Extracted records.
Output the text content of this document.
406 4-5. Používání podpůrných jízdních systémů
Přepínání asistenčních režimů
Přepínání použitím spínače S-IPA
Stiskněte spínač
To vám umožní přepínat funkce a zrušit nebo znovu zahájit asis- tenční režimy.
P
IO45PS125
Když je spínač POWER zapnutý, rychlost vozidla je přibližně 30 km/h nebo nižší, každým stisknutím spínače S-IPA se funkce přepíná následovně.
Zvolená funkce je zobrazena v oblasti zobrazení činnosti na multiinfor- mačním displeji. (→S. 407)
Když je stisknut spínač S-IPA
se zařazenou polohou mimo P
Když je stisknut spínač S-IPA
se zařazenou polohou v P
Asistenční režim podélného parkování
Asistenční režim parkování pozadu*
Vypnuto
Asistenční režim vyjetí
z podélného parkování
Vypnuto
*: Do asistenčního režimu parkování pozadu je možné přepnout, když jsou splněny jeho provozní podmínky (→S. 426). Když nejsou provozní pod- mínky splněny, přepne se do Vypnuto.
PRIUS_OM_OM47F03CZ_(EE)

Given problem. Look through the data above. Copy every line with the string "podélného" in it.

Correct result.
Asistenční režim podélného parkování
z podélného parkování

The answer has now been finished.